[Data excerpts]
[start]

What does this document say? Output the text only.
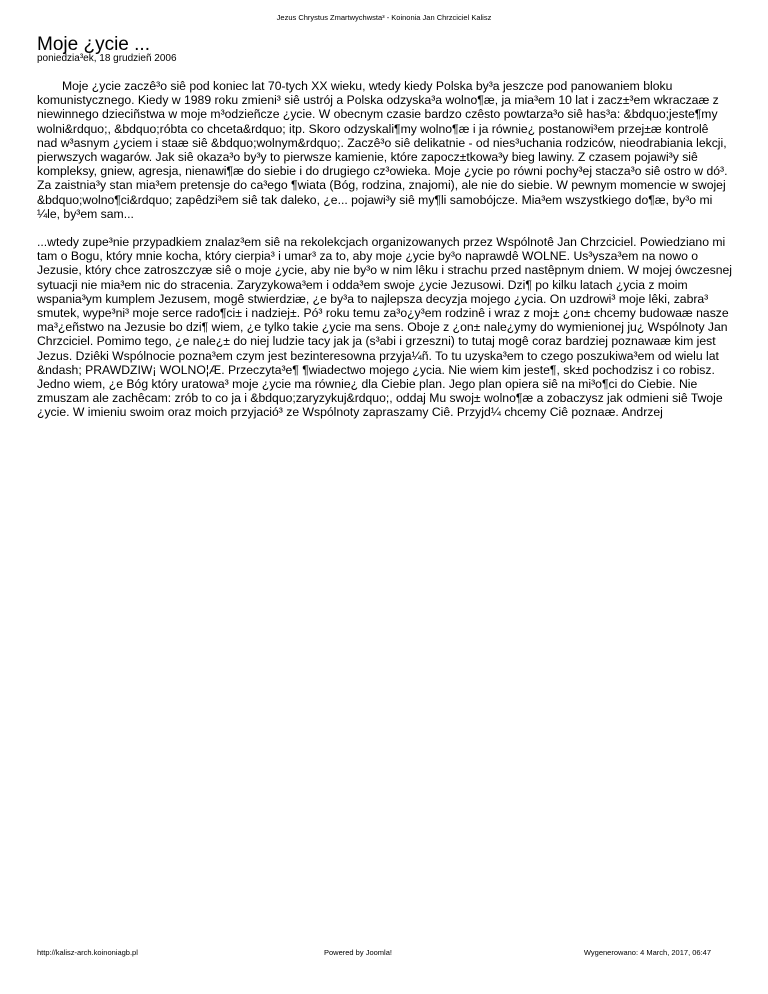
Jezus Chrystus Zmartwychwsta³ - Koinonia Jan Chrzciciel Kalisz
Moje ¿ycie ...
poniedzia³ek, 18 grudzieñ 2006

Moje ¿ycie zaczê³o siê pod koniec lat 70-tych XX wieku, wtedy kiedy Polska by³a jeszcze pod panowaniem bloku komunistycznego. Kiedy w 1989 roku zmieni³ siê ustrój a Polska odzyska³a wolno¶æ, ja mia³em 10 lat i zacz±³em wkraczaæ z niewinnego dzieciñstwa w moje m³odzieñcze ¿ycie. W obecnym czasie bardzo czêsto powtarza³o siê has³a: &bdquo;jeste¶my wolni&rdquo;, &bdquo;róbta co chceta&rdquo; itp. Skoro odzyskali¶my wolno¶æ i ja równie¿ postanowi³em przej±æ kontrolê nad w³asnym ¿yciem i staæ siê &bdquo;wolnym&rdquo;. Zaczê³o siê delikatnie - od nies³uchania rodziców, nieodrabiania lekcji, pierwszych wagarów. Jak siê okaza³o by³y to pierwsze kamienie, które zapocz±tkowa³y bieg lawiny. Z czasem pojawi³y siê kompleksy, gniew, agresja, nienawi¶æ do siebie i do drugiego cz³owieka. Moje ¿ycie po równi pochy³ej stacza³o siê ostro w dó³. Za zaistnia³y stan mia³em pretensje do ca³ego ¶wiata (Bóg, rodzina, znajomi), ale nie do siebie. W pewnym momencie w swojej &bdquo;wolno¶ci&rdquo; zapêdzi³em siê tak daleko, ¿e... pojawi³y siê my¶li samobójcze. Mia³em wszystkiego do¶æ, by³o mi ¼le, by³em sam...

...wtedy zupe³nie przypadkiem znalaz³em siê na rekolekcjach organizowanych przez Wspólnotê Jan Chrzciciel. Powiedziano mi tam o Bogu, który mnie kocha, który cierpia³ i umar³ za to, aby moje ¿ycie by³o naprawdê WOLNE. Us³ysza³em na nowo o Jezusie, który chce zatroszczyæ siê o moje ¿ycie, aby nie by³o w nim lêku i strachu przed nastêpnym dniem. W mojej ówczesnej sytuacji nie mia³em nic do stracenia. Zaryzykowa³em i odda³em swoje ¿ycie Jezusowi. Dzi¶ po kilku latach ¿ycia z moim wspania³ym kumplem Jezusem, mogê stwierdziæ, ¿e by³a to najlepsza decyzja mojego ¿ycia. On uzdrowi³ moje lêki, zabra³ smutek, wype³ni³ moje serce rado¶ci± i nadziej±. Pó³ roku temu za³o¿y³em rodzinê i wraz z moj± ¿on± chcemy budowaæ nasze ma³¿eñstwo na Jezusie bo dzi¶ wiem, ¿e tylko takie ¿ycie ma sens. Oboje z ¿on± nale¿ymy do wymienionej ju¿ Wspólnoty Jan Chrzciciel. Pomimo tego, ¿e nale¿± do niej ludzie tacy jak ja (s³abi i grzeszni) to tutaj mogê coraz bardziej poznawaæ kim jest Jezus. Dziêki Wspólnocie pozna³em czym jest bezinteresowna przyja¼ñ. To tu uzyska³em to czego poszukiwa³em od wielu lat &ndash; PRAWDZIW¡ WOLNO¦Æ. Przeczyta³e¶ ¶wiadectwo mojego ¿ycia. Nie wiem kim jeste¶, sk±d pochodzisz i co robisz. Jedno wiem, ¿e Bóg który uratowa³ moje ¿ycie ma równie¿ dla Ciebie plan. Jego plan opiera siê na mi³o¶ci do Ciebie. Nie zmuszam ale zachêcam: zrób to co ja i &bdquo;zaryzykuj&rdquo;, oddaj Mu swoj± wolno¶æ a zobaczysz jak odmieni siê Twoje ¿ycie. W imieniu swoim oraz moich przyjació³ ze Wspólnoty zapraszamy Ciê. Przyjd¼ chcemy Ciê poznaæ. Andrzej

http://kalisz-arch.koinoniagb.pl	Powered by Joomla!	Wygenerowano: 4 March, 2017, 06:47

[end]

**GIVEN PROBLEM:** From the data above, copy out every line with the string "Chrzciciel" in it.

**RESULT OF THE EXERCISE:**
Jezus Chrystus Zmartwychwsta³ - Koinonia Jan Chrzciciel Kalisz
...wtedy zupe³nie przypadkiem znalaz³em siê na rekolekcjach organizowanych przez Wspólnotê Jan Chrzciciel. Powiedziano mi tam o Bogu, który mnie kocha, który cierpia³ i umar³ za to, aby moje ¿ycie by³o naprawdê WOLNE. Us³ysza³em na nowo o Jezusie, który chce zatroszczyæ siê o moje ¿ycie, aby nie by³o w nim lêku i strachu przed nastêpnym dniem. W mojej ówczesnej sytuacji nie mia³em nic do stracenia. Zaryzykowa³em i odda³em swoje ¿ycie Jezusowi. Dzi¶ po kilku latach ¿ycia z moim wspania³ym kumplem Jezusem, mogê stwierdziæ, ¿e by³a to najlepsza decyzja mojego ¿ycia. On uzdrowi³ moje lêki, zabra³ smutek, wype³ni³ moje serce rado¶ci± i nadziej±. Pó³ roku temu za³o¿y³em rodzinê i wraz z moj± ¿on± chcemy budowaæ nasze ma³¿eñstwo na Jezusie bo dzi¶ wiem, ¿e tylko takie ¿ycie ma sens. Oboje z ¿on± nale¿ymy do wymienionej ju¿ Wspólnoty Jan Chrzciciel. Pomimo tego, ¿e nale¿± do niej ludzie tacy jak ja (s³abi i grzeszni) to tutaj mogê coraz bardziej poznawaæ kim jest Jezus. Dziêki Wspólnocie pozna³em czym jest bezinteresowna przyja¼ñ. To tu uzyska³em to czego poszukiwa³em od wielu lat &ndash; PRAWDZIW¡ WOLNO¦Æ. Przeczyta³e¶ ¶wiadectwo mojego ¿ycia. Nie wiem kim jeste¶, sk±d pochodzisz i co robisz. Jedno wiem, ¿e Bóg który uratowa³ moje ¿ycie ma równie¿ dla Ciebie plan. Jego plan opiera siê na mi³o¶ci do Ciebie. Nie zmuszam ale zachêcam: zrób to co ja i &bdquo;zaryzykuj&rdquo;, oddaj Mu swoj± wolno¶æ a zobaczysz jak odmieni siê Twoje ¿ycie. W imieniu swoim oraz moich przyjació³ ze Wspólnoty zapraszamy Ciê. Przyjd¼ chcemy Ciê poznaæ. Andrzej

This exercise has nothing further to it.